## Goal of the exercise:
Search the material below for the string "this" and extract each line that has it.

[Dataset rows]
>>

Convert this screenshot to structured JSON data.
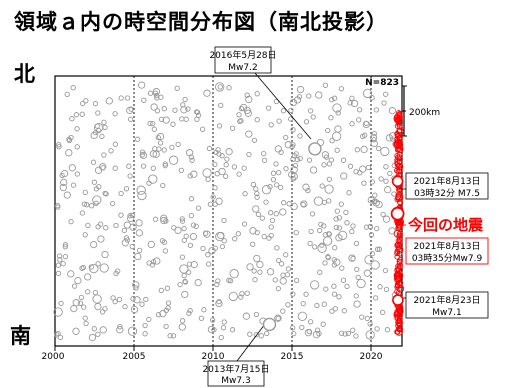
{
  "title": "領域ａ内の時空間分布図（南北投影）",
  "north_label": "北",
  "south_label": "南",
  "colors": {
    "frame": "#000000",
    "old_events": "#999999",
    "recent_events": "#ff0000",
    "highlight": "#ff0000"
  },
  "chart_data": {
    "type": "scatter",
    "count_label": "N=823",
    "scale_label": "200km",
    "x_ticks": [
      "2000",
      "2005",
      "2010",
      "2015",
      "2020"
    ],
    "xlim": [
      2000,
      2021.9
    ],
    "annotations": [
      {
        "date": "2016年5月28日",
        "mag": "Mw7.2",
        "x": 2016.4,
        "y": 0.73
      },
      {
        "date": "2013年7月15日",
        "mag": "Mw7.3",
        "x": 2013.54,
        "y": 0.08
      },
      {
        "date": "2021年8月13日",
        "time_mag": "03時32分 M7.5",
        "x": 2021.62,
        "y": 0.61
      },
      {
        "date": "2021年8月13日",
        "time_mag": "03時35分Mw7.9",
        "x": 2021.62,
        "y": 0.49
      },
      {
        "date": "2021年8月23日",
        "mag": "Mw7.1",
        "x": 2021.64,
        "y": 0.17
      }
    ],
    "highlight_label": "今回の地震"
  }
}
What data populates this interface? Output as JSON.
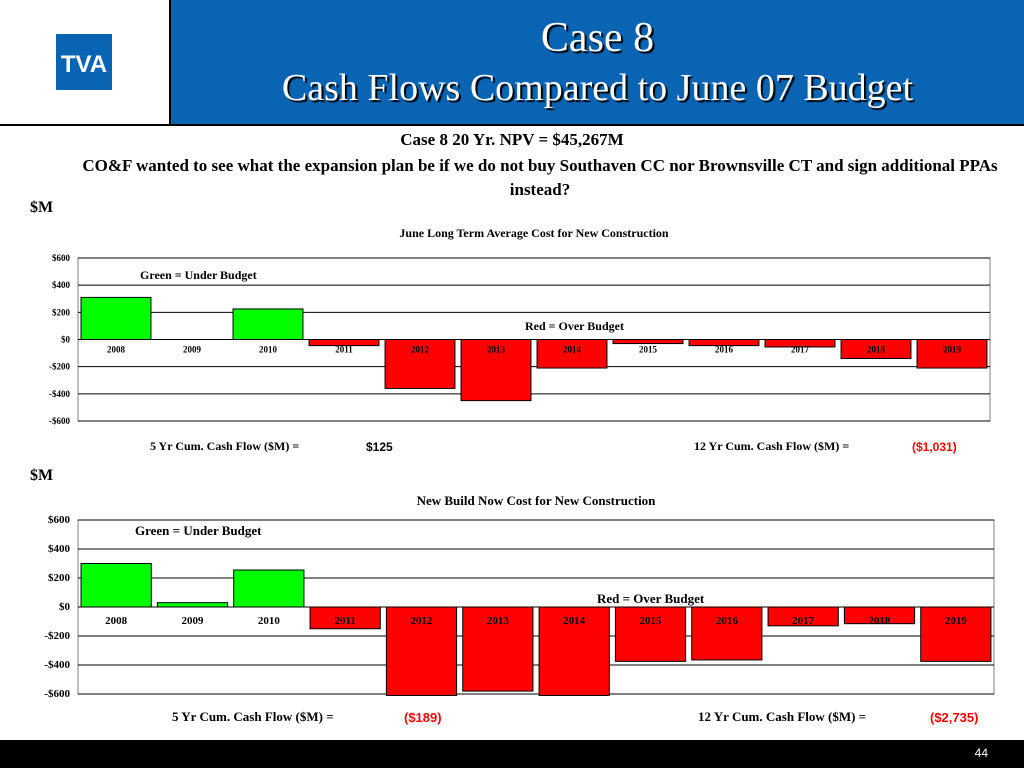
{
  "logo_text": "TVA",
  "title": {
    "line1": "Case 8",
    "line2": "Cash Flows Compared to June 07 Budget"
  },
  "subtitle": {
    "case_line": "Case 8   20 Yr. NPV = $45,267M",
    "question": "CO&F wanted to see what the expansion plan be if we do not buy Southaven CC nor Brownsville CT and sign additional PPAs instead?"
  },
  "units": [
    "$M",
    "$M"
  ],
  "page_number": "44",
  "colors": {
    "under_budget": "#00ff00",
    "over_budget": "#ff0000",
    "title_bar": "#0a64b4",
    "negative_value_text": "#ff0000"
  },
  "chart_data": [
    {
      "type": "bar",
      "title": "June Long Term Average Cost for New Construction",
      "categories": [
        "2008",
        "2009",
        "2010",
        "2011",
        "2012",
        "2013",
        "2014",
        "2015",
        "2016",
        "2017",
        "2018",
        "2019"
      ],
      "values": [
        310,
        0,
        225,
        -45,
        -360,
        -450,
        -210,
        -30,
        -45,
        -55,
        -140,
        -210
      ],
      "ylim": [
        -600,
        600
      ],
      "yticks": [
        "$600",
        "$400",
        "$200",
        "$0",
        "-$200",
        "-$400",
        "-$600"
      ],
      "grid": true,
      "annotations": {
        "green": "Green = Under Budget",
        "red": "Red = Over Budget"
      },
      "summary": {
        "five_year_label": "5 Yr Cum. Cash Flow ($M) =",
        "five_year_value": "$125",
        "twelve_year_label": "12 Yr Cum. Cash Flow ($M) =",
        "twelve_year_value": "($1,031)"
      }
    },
    {
      "type": "bar",
      "title": "New Build Now Cost for New Construction",
      "categories": [
        "2008",
        "2009",
        "2010",
        "2011",
        "2012",
        "2013",
        "2014",
        "2015",
        "2016",
        "2017",
        "2018",
        "2019"
      ],
      "values": [
        300,
        30,
        255,
        -150,
        -610,
        -580,
        -610,
        -375,
        -365,
        -130,
        -115,
        -375
      ],
      "ylim": [
        -600,
        600
      ],
      "yticks": [
        "$600",
        "$400",
        "$200",
        "$0",
        "-$200",
        "-$400",
        "-$600"
      ],
      "grid": true,
      "annotations": {
        "green": "Green = Under Budget",
        "red": "Red = Over Budget"
      },
      "summary": {
        "five_year_label": "5 Yr Cum. Cash Flow ($M) =",
        "five_year_value": "($189)",
        "twelve_year_label": "12 Yr Cum. Cash Flow ($M) =",
        "twelve_year_value": "($2,735)"
      }
    }
  ]
}
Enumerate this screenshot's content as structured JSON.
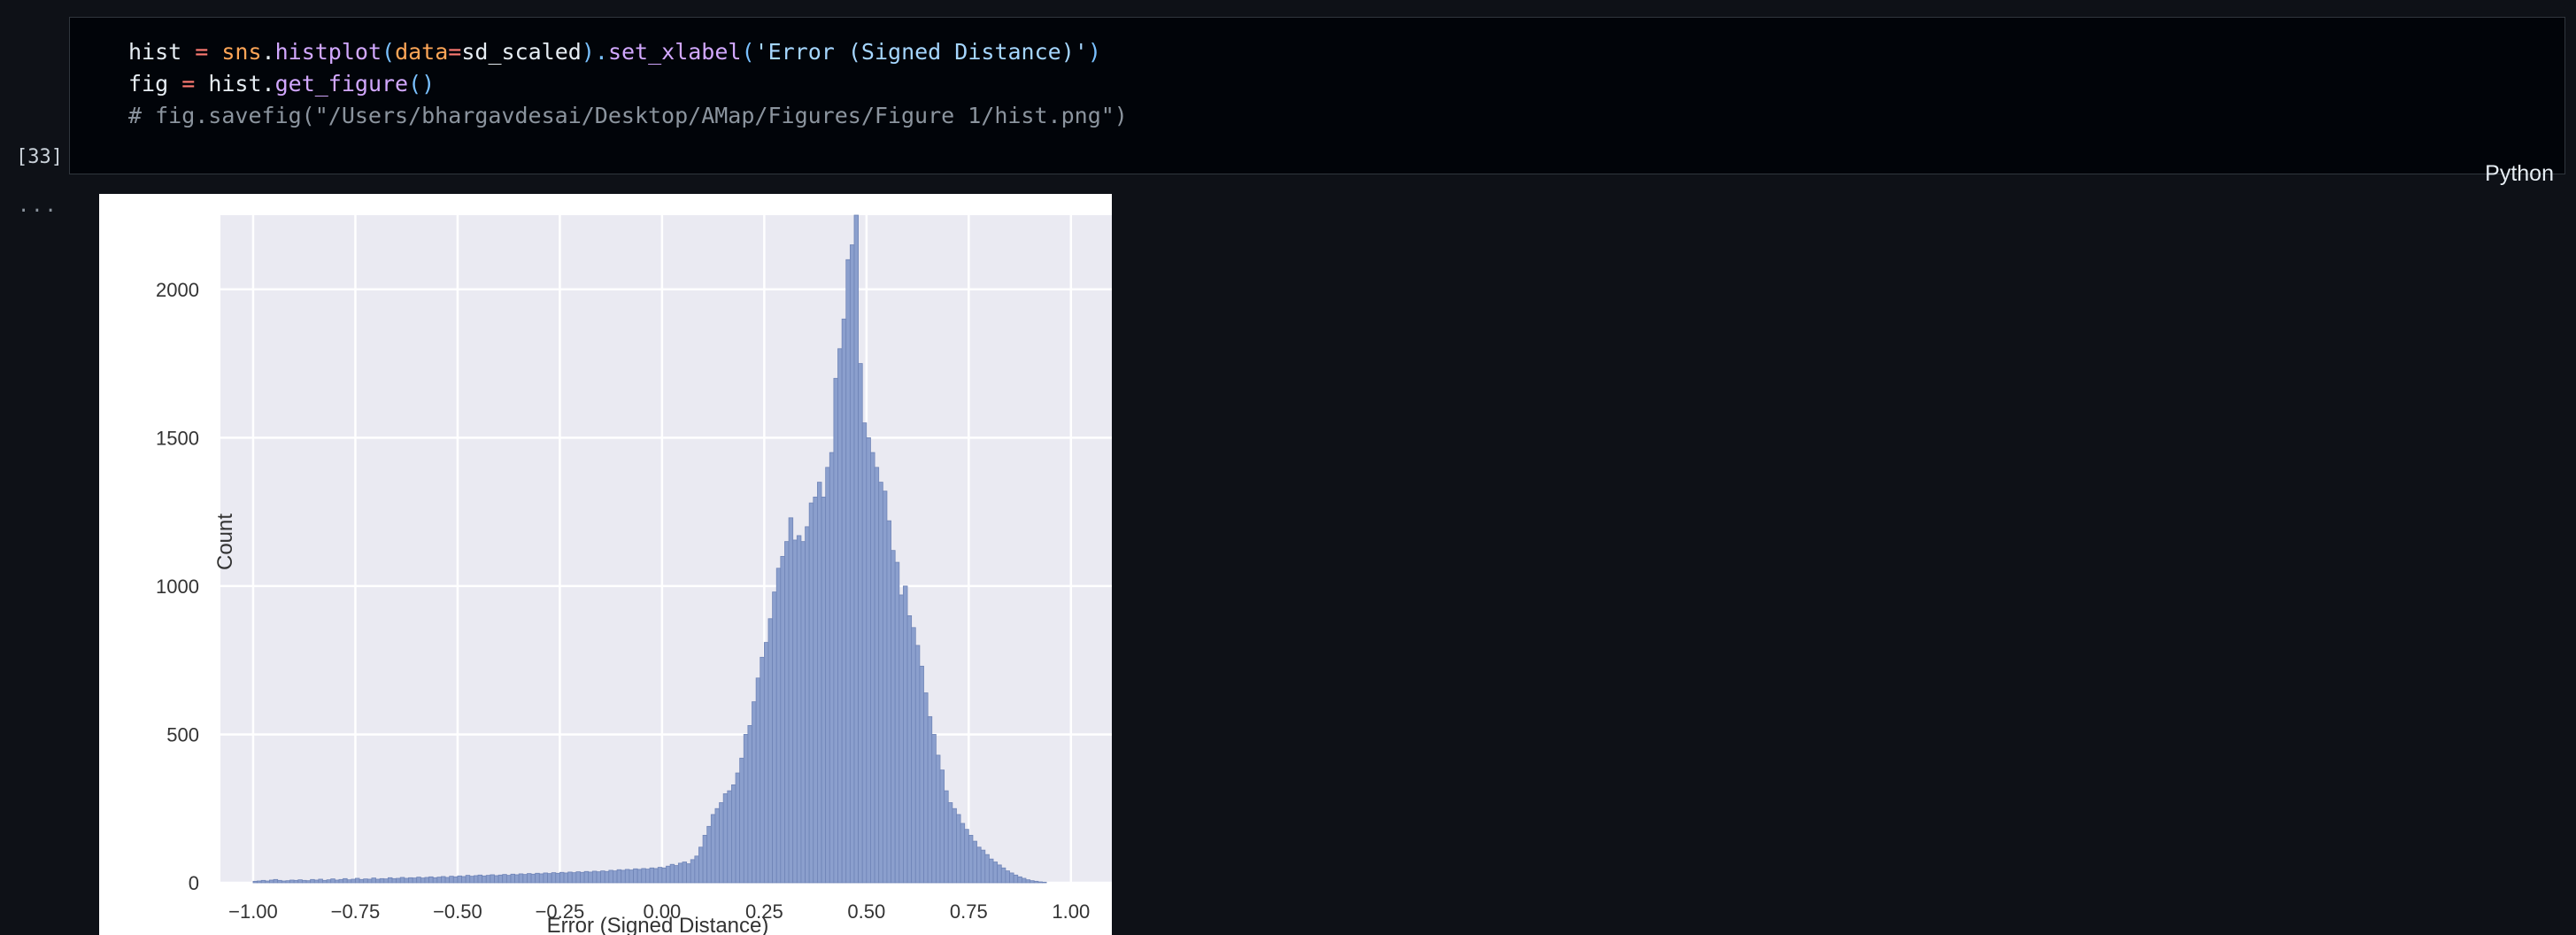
{
  "cell": {
    "execution_count": "[33]",
    "language": "Python",
    "output_marker": "...",
    "code": {
      "line1": {
        "t1": "hist",
        "t2": " = ",
        "t3": "sns",
        "t4": ".",
        "t5": "histplot",
        "t6": "(",
        "t7": "data",
        "t8": "=",
        "t9": "sd_scaled",
        "t10": ").",
        "t11": "set_xlabel",
        "t12": "(",
        "t13": "'Error (Signed Distance)'",
        "t14": ")"
      },
      "line2": {
        "t1": "fig",
        "t2": " = ",
        "t3": "hist",
        "t4": ".",
        "t5": "get_figure",
        "t6": "()"
      },
      "line3": "# fig.savefig(\"/Users/bhargavdesai/Desktop/AMap/Figures/Figure 1/hist.png\")"
    }
  },
  "chart_data": {
    "type": "bar",
    "xlabel": "Error (Signed Distance)",
    "ylabel": "Count",
    "xlim": [
      -1.08,
      1.1
    ],
    "ylim": [
      0,
      2250
    ],
    "grid": true,
    "xticks": [
      -1.0,
      -0.75,
      -0.5,
      -0.25,
      0.0,
      0.25,
      0.5,
      0.75,
      1.0
    ],
    "xtick_labels": [
      "−1.00",
      "−0.75",
      "−0.50",
      "−0.25",
      "0.00",
      "0.25",
      "0.50",
      "0.75",
      "1.00"
    ],
    "yticks": [
      0,
      500,
      1000,
      1500,
      2000
    ],
    "ytick_labels": [
      "0",
      "500",
      "1000",
      "1500",
      "2000"
    ],
    "colors": {
      "bar": "#8b9fcd",
      "edge": "#6f84b7",
      "plot_bg": "#eaeaf2",
      "grid": "#ffffff"
    },
    "bin_width": 0.01,
    "bins": [
      [
        -1.0,
        5
      ],
      [
        -0.99,
        6
      ],
      [
        -0.98,
        8
      ],
      [
        -0.97,
        6
      ],
      [
        -0.96,
        9
      ],
      [
        -0.95,
        11
      ],
      [
        -0.94,
        8
      ],
      [
        -0.93,
        6
      ],
      [
        -0.92,
        7
      ],
      [
        -0.91,
        9
      ],
      [
        -0.9,
        8
      ],
      [
        -0.89,
        10
      ],
      [
        -0.88,
        8
      ],
      [
        -0.87,
        7
      ],
      [
        -0.86,
        11
      ],
      [
        -0.85,
        9
      ],
      [
        -0.84,
        12
      ],
      [
        -0.83,
        8
      ],
      [
        -0.82,
        10
      ],
      [
        -0.81,
        13
      ],
      [
        -0.8,
        9
      ],
      [
        -0.79,
        11
      ],
      [
        -0.78,
        14
      ],
      [
        -0.77,
        10
      ],
      [
        -0.76,
        12
      ],
      [
        -0.75,
        15
      ],
      [
        -0.74,
        11
      ],
      [
        -0.73,
        13
      ],
      [
        -0.72,
        12
      ],
      [
        -0.71,
        16
      ],
      [
        -0.7,
        12
      ],
      [
        -0.69,
        14
      ],
      [
        -0.68,
        13
      ],
      [
        -0.67,
        17
      ],
      [
        -0.66,
        14
      ],
      [
        -0.65,
        15
      ],
      [
        -0.64,
        18
      ],
      [
        -0.63,
        15
      ],
      [
        -0.62,
        17
      ],
      [
        -0.61,
        16
      ],
      [
        -0.6,
        19
      ],
      [
        -0.59,
        16
      ],
      [
        -0.58,
        18
      ],
      [
        -0.57,
        20
      ],
      [
        -0.56,
        17
      ],
      [
        -0.55,
        19
      ],
      [
        -0.54,
        21
      ],
      [
        -0.53,
        18
      ],
      [
        -0.52,
        22
      ],
      [
        -0.51,
        20
      ],
      [
        -0.5,
        23
      ],
      [
        -0.49,
        21
      ],
      [
        -0.48,
        25
      ],
      [
        -0.47,
        22
      ],
      [
        -0.46,
        24
      ],
      [
        -0.45,
        26
      ],
      [
        -0.44,
        23
      ],
      [
        -0.43,
        25
      ],
      [
        -0.42,
        27
      ],
      [
        -0.41,
        24
      ],
      [
        -0.4,
        26
      ],
      [
        -0.39,
        28
      ],
      [
        -0.38,
        25
      ],
      [
        -0.37,
        29
      ],
      [
        -0.36,
        27
      ],
      [
        -0.35,
        30
      ],
      [
        -0.34,
        28
      ],
      [
        -0.33,
        31
      ],
      [
        -0.32,
        29
      ],
      [
        -0.31,
        32
      ],
      [
        -0.3,
        30
      ],
      [
        -0.29,
        33
      ],
      [
        -0.28,
        31
      ],
      [
        -0.27,
        34
      ],
      [
        -0.26,
        32
      ],
      [
        -0.25,
        35
      ],
      [
        -0.24,
        33
      ],
      [
        -0.23,
        36
      ],
      [
        -0.22,
        34
      ],
      [
        -0.21,
        37
      ],
      [
        -0.2,
        35
      ],
      [
        -0.19,
        38
      ],
      [
        -0.18,
        36
      ],
      [
        -0.17,
        39
      ],
      [
        -0.16,
        37
      ],
      [
        -0.15,
        40
      ],
      [
        -0.14,
        38
      ],
      [
        -0.13,
        42
      ],
      [
        -0.12,
        40
      ],
      [
        -0.11,
        44
      ],
      [
        -0.1,
        42
      ],
      [
        -0.09,
        45
      ],
      [
        -0.08,
        43
      ],
      [
        -0.07,
        47
      ],
      [
        -0.06,
        45
      ],
      [
        -0.05,
        48
      ],
      [
        -0.04,
        46
      ],
      [
        -0.03,
        50
      ],
      [
        -0.02,
        48
      ],
      [
        -0.01,
        52
      ],
      [
        0.0,
        50
      ],
      [
        0.01,
        56
      ],
      [
        0.02,
        62
      ],
      [
        0.03,
        58
      ],
      [
        0.04,
        66
      ],
      [
        0.05,
        70
      ],
      [
        0.06,
        64
      ],
      [
        0.07,
        78
      ],
      [
        0.08,
        90
      ],
      [
        0.09,
        120
      ],
      [
        0.1,
        160
      ],
      [
        0.11,
        190
      ],
      [
        0.12,
        230
      ],
      [
        0.13,
        250
      ],
      [
        0.14,
        270
      ],
      [
        0.15,
        300
      ],
      [
        0.16,
        310
      ],
      [
        0.17,
        330
      ],
      [
        0.18,
        370
      ],
      [
        0.19,
        420
      ],
      [
        0.2,
        500
      ],
      [
        0.21,
        530
      ],
      [
        0.22,
        610
      ],
      [
        0.23,
        690
      ],
      [
        0.24,
        760
      ],
      [
        0.25,
        810
      ],
      [
        0.26,
        890
      ],
      [
        0.27,
        980
      ],
      [
        0.28,
        1060
      ],
      [
        0.29,
        1100
      ],
      [
        0.3,
        1150
      ],
      [
        0.31,
        1230
      ],
      [
        0.32,
        1155
      ],
      [
        0.33,
        1170
      ],
      [
        0.34,
        1150
      ],
      [
        0.35,
        1200
      ],
      [
        0.36,
        1280
      ],
      [
        0.37,
        1300
      ],
      [
        0.38,
        1350
      ],
      [
        0.39,
        1300
      ],
      [
        0.4,
        1400
      ],
      [
        0.41,
        1450
      ],
      [
        0.42,
        1700
      ],
      [
        0.43,
        1800
      ],
      [
        0.44,
        1900
      ],
      [
        0.45,
        2100
      ],
      [
        0.46,
        2150
      ],
      [
        0.47,
        2250
      ],
      [
        0.48,
        1750
      ],
      [
        0.49,
        1550
      ],
      [
        0.5,
        1500
      ],
      [
        0.51,
        1450
      ],
      [
        0.52,
        1400
      ],
      [
        0.53,
        1350
      ],
      [
        0.54,
        1320
      ],
      [
        0.55,
        1220
      ],
      [
        0.56,
        1120
      ],
      [
        0.57,
        1080
      ],
      [
        0.58,
        970
      ],
      [
        0.59,
        1000
      ],
      [
        0.6,
        900
      ],
      [
        0.61,
        860
      ],
      [
        0.62,
        800
      ],
      [
        0.63,
        730
      ],
      [
        0.64,
        640
      ],
      [
        0.65,
        560
      ],
      [
        0.66,
        500
      ],
      [
        0.67,
        430
      ],
      [
        0.68,
        380
      ],
      [
        0.69,
        310
      ],
      [
        0.7,
        270
      ],
      [
        0.71,
        250
      ],
      [
        0.72,
        230
      ],
      [
        0.73,
        200
      ],
      [
        0.74,
        180
      ],
      [
        0.75,
        160
      ],
      [
        0.76,
        140
      ],
      [
        0.77,
        120
      ],
      [
        0.78,
        110
      ],
      [
        0.79,
        95
      ],
      [
        0.8,
        80
      ],
      [
        0.81,
        70
      ],
      [
        0.82,
        60
      ],
      [
        0.83,
        50
      ],
      [
        0.84,
        40
      ],
      [
        0.85,
        33
      ],
      [
        0.86,
        26
      ],
      [
        0.87,
        20
      ],
      [
        0.88,
        15
      ],
      [
        0.89,
        10
      ],
      [
        0.9,
        7
      ],
      [
        0.91,
        5
      ],
      [
        0.92,
        3
      ],
      [
        0.93,
        2
      ]
    ]
  }
}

<<

## Output of the task:
Convert this screenshot to structured JSON data.
What data populates this interface? Output as JSON.
Enumerate this screenshot's content as structured JSON.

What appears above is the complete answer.